• [Goal of the exercise]: Locate the string "icon" in the records below. Copy every line where it occurs.
========================================================================
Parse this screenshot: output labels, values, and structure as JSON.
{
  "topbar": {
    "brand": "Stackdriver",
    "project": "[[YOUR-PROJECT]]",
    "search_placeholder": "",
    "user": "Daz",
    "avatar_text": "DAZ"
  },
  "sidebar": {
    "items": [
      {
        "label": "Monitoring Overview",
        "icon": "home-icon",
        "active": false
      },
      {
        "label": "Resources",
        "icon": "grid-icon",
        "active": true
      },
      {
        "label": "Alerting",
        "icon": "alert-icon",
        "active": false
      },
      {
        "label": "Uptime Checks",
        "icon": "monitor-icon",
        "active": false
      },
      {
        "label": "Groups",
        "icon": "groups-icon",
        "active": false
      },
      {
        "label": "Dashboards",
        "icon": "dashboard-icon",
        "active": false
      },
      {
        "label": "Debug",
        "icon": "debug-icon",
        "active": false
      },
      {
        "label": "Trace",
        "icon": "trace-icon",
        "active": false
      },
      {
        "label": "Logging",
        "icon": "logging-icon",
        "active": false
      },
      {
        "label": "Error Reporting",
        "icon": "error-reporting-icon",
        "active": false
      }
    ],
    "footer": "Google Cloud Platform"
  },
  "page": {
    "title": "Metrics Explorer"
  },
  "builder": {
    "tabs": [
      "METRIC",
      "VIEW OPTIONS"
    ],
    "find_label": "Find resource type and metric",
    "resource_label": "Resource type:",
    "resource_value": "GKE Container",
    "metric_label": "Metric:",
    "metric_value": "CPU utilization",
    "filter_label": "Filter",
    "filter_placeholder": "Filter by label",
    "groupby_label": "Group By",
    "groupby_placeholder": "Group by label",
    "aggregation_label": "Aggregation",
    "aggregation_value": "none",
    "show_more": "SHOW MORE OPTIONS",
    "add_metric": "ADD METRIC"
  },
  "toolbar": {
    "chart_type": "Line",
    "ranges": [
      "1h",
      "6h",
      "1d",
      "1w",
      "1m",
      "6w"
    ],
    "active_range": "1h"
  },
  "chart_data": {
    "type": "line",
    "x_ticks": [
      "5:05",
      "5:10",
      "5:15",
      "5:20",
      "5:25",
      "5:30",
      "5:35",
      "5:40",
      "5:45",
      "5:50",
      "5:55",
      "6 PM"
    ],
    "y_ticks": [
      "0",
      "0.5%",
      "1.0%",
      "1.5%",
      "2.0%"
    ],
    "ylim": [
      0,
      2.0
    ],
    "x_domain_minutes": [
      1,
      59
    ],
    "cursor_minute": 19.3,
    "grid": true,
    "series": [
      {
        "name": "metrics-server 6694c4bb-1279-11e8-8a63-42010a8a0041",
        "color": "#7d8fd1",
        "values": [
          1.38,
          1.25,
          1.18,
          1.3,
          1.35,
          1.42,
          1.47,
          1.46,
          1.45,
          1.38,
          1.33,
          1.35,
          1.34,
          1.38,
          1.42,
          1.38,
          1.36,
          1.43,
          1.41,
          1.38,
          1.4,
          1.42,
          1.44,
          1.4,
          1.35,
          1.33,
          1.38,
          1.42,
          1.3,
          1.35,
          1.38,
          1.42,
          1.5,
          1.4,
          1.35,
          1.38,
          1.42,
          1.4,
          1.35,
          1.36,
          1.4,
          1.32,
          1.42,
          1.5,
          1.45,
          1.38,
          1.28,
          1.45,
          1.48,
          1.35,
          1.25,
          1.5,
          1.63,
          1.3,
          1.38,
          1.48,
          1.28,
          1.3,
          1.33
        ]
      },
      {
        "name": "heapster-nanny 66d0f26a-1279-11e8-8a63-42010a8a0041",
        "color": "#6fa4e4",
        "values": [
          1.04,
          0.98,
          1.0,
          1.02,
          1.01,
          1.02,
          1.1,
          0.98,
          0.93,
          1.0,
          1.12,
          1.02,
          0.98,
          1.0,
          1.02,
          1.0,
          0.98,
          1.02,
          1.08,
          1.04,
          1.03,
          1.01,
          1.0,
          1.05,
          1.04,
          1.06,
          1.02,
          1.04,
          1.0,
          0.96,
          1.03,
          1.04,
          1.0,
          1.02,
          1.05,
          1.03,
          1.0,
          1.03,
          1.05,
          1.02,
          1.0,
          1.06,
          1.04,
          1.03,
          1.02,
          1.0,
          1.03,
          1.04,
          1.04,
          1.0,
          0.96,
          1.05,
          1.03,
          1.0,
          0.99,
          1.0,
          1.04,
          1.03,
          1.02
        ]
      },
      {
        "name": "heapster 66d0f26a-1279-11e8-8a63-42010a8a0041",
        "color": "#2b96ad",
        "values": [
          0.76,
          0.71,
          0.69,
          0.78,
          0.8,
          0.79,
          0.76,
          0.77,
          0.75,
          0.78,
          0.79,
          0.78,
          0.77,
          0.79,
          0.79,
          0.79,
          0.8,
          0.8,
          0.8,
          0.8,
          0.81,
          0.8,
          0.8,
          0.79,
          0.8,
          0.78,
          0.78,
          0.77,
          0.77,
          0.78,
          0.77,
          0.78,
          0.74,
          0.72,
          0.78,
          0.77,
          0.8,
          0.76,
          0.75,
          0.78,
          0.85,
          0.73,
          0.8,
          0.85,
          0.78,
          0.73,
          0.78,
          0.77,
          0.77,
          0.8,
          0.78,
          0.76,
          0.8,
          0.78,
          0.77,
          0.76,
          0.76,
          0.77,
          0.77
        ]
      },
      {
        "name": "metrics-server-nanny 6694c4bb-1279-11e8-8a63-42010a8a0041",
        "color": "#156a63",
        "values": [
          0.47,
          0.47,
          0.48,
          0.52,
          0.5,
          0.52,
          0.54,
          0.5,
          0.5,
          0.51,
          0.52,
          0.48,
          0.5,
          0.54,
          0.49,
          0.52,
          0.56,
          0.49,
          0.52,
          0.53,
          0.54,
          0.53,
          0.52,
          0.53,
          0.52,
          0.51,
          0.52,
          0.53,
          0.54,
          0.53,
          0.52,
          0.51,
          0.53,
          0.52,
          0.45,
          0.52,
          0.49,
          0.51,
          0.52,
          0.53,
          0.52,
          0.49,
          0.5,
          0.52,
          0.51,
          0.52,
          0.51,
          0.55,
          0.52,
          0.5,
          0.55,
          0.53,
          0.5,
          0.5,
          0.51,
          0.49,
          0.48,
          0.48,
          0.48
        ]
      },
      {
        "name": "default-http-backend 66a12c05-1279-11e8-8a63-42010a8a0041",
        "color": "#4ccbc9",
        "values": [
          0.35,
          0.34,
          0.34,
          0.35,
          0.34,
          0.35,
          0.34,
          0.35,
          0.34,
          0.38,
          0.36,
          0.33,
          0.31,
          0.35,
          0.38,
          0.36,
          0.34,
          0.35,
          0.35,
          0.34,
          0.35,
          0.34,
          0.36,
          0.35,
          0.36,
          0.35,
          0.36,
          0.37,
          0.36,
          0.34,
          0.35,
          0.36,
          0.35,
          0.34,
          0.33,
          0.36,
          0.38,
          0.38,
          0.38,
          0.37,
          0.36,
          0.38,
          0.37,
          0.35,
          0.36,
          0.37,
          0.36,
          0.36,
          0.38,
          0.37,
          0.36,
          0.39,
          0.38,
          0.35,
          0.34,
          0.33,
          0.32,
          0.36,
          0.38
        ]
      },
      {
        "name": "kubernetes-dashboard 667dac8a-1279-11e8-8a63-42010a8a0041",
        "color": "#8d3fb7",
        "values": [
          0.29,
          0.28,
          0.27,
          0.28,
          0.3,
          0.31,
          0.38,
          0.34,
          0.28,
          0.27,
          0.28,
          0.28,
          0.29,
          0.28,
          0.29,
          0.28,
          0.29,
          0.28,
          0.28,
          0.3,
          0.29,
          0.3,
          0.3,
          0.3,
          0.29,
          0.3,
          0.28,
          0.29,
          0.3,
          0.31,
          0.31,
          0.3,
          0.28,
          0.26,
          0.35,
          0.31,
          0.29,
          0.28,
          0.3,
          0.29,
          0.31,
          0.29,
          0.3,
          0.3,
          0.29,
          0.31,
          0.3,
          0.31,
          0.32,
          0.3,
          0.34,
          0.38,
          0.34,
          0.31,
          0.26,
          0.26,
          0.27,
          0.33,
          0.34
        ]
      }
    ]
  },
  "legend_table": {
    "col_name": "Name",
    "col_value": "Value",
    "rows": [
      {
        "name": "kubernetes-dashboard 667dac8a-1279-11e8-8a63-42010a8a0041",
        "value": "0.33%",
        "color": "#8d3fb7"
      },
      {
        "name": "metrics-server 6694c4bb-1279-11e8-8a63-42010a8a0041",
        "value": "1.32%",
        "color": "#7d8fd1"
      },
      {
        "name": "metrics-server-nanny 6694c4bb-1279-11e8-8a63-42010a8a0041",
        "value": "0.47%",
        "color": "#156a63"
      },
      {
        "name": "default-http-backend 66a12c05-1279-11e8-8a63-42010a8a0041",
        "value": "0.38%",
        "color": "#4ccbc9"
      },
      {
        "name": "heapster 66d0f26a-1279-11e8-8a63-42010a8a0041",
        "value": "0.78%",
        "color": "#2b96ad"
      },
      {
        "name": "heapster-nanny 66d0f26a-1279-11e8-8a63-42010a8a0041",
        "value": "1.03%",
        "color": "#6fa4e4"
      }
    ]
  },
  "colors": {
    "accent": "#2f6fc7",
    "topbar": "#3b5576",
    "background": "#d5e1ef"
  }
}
========================================================================
• [Complete answer]:
        "icon": "home-icon",
        "icon": "grid-icon",
        "icon": "alert-icon",
        "icon": "monitor-icon",
        "icon": "groups-icon",
        "icon": "dashboard-icon",
        "icon": "debug-icon",
        "icon": "trace-icon",
        "icon": "logging-icon",
        "icon": "error-reporting-icon",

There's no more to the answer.